Output the material beneath exactly, leaving nothing out.

— BEGIN —

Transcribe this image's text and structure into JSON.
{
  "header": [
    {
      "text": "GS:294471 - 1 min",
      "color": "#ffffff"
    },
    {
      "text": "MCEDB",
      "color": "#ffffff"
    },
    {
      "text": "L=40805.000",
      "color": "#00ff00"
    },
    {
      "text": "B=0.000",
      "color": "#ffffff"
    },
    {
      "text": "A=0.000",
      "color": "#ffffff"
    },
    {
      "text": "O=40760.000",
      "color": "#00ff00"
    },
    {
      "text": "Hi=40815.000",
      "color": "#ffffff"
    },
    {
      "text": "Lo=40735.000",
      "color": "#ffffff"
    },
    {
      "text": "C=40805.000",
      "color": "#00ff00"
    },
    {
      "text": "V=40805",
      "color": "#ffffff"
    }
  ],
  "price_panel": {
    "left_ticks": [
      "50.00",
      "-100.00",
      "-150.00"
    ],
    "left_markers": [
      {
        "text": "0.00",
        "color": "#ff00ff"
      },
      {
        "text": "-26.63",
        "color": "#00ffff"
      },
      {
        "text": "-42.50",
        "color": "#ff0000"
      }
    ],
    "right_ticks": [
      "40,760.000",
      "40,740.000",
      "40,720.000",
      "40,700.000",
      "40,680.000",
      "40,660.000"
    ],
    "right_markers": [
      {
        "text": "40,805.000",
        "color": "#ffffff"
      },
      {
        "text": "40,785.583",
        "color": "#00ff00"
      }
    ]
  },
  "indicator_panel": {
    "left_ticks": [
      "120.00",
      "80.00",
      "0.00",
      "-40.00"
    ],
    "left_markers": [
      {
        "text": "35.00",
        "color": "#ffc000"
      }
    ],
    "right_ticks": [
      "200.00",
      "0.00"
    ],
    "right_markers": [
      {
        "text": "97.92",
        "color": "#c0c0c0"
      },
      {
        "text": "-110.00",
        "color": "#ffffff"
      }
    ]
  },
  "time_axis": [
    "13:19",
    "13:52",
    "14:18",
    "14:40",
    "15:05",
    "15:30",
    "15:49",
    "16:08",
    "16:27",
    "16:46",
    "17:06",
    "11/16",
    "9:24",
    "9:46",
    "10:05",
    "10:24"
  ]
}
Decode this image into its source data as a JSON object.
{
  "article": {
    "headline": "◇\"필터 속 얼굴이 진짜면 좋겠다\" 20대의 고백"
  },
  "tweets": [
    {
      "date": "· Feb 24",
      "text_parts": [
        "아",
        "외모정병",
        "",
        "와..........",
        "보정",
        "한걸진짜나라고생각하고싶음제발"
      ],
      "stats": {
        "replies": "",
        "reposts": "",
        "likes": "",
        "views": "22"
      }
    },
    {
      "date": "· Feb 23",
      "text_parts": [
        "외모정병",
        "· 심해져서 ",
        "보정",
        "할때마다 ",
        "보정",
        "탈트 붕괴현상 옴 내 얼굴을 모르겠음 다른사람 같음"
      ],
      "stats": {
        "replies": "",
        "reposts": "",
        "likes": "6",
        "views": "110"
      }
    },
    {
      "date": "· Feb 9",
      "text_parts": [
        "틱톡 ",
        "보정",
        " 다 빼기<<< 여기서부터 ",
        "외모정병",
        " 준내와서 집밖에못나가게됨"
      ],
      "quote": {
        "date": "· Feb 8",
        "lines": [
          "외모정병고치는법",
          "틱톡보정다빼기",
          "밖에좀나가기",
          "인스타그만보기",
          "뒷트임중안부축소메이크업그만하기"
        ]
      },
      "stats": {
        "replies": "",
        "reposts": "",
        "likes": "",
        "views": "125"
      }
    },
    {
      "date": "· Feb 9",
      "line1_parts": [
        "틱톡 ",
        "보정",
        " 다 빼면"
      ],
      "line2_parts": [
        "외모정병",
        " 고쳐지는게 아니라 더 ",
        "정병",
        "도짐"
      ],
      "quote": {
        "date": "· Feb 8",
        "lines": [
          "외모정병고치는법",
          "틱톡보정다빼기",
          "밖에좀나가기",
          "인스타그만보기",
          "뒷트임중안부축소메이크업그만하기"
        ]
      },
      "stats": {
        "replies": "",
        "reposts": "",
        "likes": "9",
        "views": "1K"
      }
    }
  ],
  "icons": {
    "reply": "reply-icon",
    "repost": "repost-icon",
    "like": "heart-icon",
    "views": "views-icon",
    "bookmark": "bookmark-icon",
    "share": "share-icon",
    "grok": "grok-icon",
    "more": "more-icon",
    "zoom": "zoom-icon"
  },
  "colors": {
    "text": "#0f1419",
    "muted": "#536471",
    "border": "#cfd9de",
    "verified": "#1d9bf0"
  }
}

— END —

§ **The result**:
Transcribe this image's text and structure into JSON.
{
  "header": [
    {
      "text": "GS:294471 - 1 min",
      "color": "#ffffff"
    },
    {
      "text": "MCEDB",
      "color": "#ffffff"
    },
    {
      "text": "L=40805.000",
      "color": "#00ff00"
    },
    {
      "text": "B=0.000",
      "color": "#ffffff"
    },
    {
      "text": "A=0.000",
      "color": "#ffffff"
    },
    {
      "text": "O=40760.000",
      "color": "#00ff00"
    },
    {
      "text": "Hi=40815.000",
      "color": "#ffffff"
    },
    {
      "text": "Lo=40735.000",
      "color": "#ffffff"
    },
    {
      "text": "C=40805.000",
      "color": "#00ff00"
    },
    {
      "text": "V=40805",
      "color": "#ffffff"
    }
  ],
  "price_panel": {
    "left_ticks": [
      "50.00",
      "-100.00",
      "-150.00"
    ],
    "left_markers": [
      {
        "text": "0.00",
        "color": "#ff00ff"
      },
      {
        "text": "-26.63",
        "color": "#00ffff"
      },
      {
        "text": "-42.50",
        "color": "#ff0000"
      }
    ],
    "right_ticks": [
      "40,760.000",
      "40,740.000",
      "40,720.000",
      "40,700.000",
      "40,680.000",
      "40,660.000"
    ],
    "right_markers": [
      {
        "text": "40,805.000",
        "color": "#ffffff"
      },
      {
        "text": "40,785.583",
        "color": "#00ff00"
      }
    ]
  },
  "indicator_panel": {
    "left_ticks": [
      "120.00",
      "80.00",
      "0.00",
      "-40.00"
    ],
    "left_markers": [
      {
        "text": "35.00",
        "color": "#ffc000"
      }
    ],
    "right_ticks": [
      "200.00",
      "0.00"
    ],
    "right_markers": [
      {
        "text": "97.92",
        "color": "#c0c0c0"
      },
      {
        "text": "-110.00",
        "color": "#ffffff"
      }
    ]
  },
  "time_axis": [
    "13:19",
    "13:52",
    "14:18",
    "14:40",
    "15:05",
    "15:30",
    "15:49",
    "16:08",
    "16:27",
    "16:46",
    "17:06",
    "11/16",
    "9:24",
    "9:46",
    "10:05",
    "10:24"
  ]
}
Decode this image into its source data as a JSON object.
{
  "article": {
    "headline": "◇\"필터 속 얼굴이 진짜면 좋겠다\" 20대의 고백"
  },
  "tweets": [
    {
      "date": "· Feb 24",
      "text_parts": [
        "아",
        "외모정병",
        "",
        "와..........",
        "보정",
        "한걸진짜나라고생각하고싶음제발"
      ],
      "stats": {
        "replies": "",
        "reposts": "",
        "likes": "",
        "views": "22"
      }
    },
    {
      "date": "· Feb 23",
      "text_parts": [
        "외모정병",
        "· 심해져서 ",
        "보정",
        "할때마다 ",
        "보정",
        "탈트 붕괴현상 옴 내 얼굴을 모르겠음 다른사람 같음"
      ],
      "stats": {
        "replies": "",
        "reposts": "",
        "likes": "6",
        "views": "110"
      }
    },
    {
      "date": "· Feb 9",
      "text_parts": [
        "틱톡 ",
        "보정",
        " 다 빼기<<< 여기서부터 ",
        "외모정병",
        " 준내와서 집밖에못나가게됨"
      ],
      "quote": {
        "date": "· Feb 8",
        "lines": [
          "외모정병고치는법",
          "틱톡보정다빼기",
          "밖에좀나가기",
          "인스타그만보기",
          "뒷트임중안부축소메이크업그만하기"
        ]
      },
      "stats": {
        "replies": "",
        "reposts": "",
        "likes": "",
        "views": "125"
      }
    },
    {
      "date": "· Feb 9",
      "line1_parts": [
        "틱톡 ",
        "보정",
        " 다 빼면"
      ],
      "line2_parts": [
        "외모정병",
        " 고쳐지는게 아니라 더 ",
        "정병",
        "도짐"
      ],
      "quote": {
        "date": "· Feb 8",
        "lines": [
          "외모정병고치는법",
          "틱톡보정다빼기",
          "밖에좀나가기",
          "인스타그만보기",
          "뒷트임중안부축소메이크업그만하기"
        ]
      },
      "stats": {
        "replies": "",
        "reposts": "",
        "likes": "9",
        "views": "1K"
      }
    }
  ],
  "icons": {
    "reply": "reply-icon",
    "repost": "repost-icon",
    "like": "heart-icon",
    "views": "views-icon",
    "bookmark": "bookmark-icon",
    "share": "share-icon",
    "grok": "grok-icon",
    "more": "more-icon",
    "zoom": "zoom-icon"
  },
  "colors": {
    "text": "#0f1419",
    "muted": "#536471",
    "border": "#cfd9de",
    "verified": "#1d9bf0"
  }
}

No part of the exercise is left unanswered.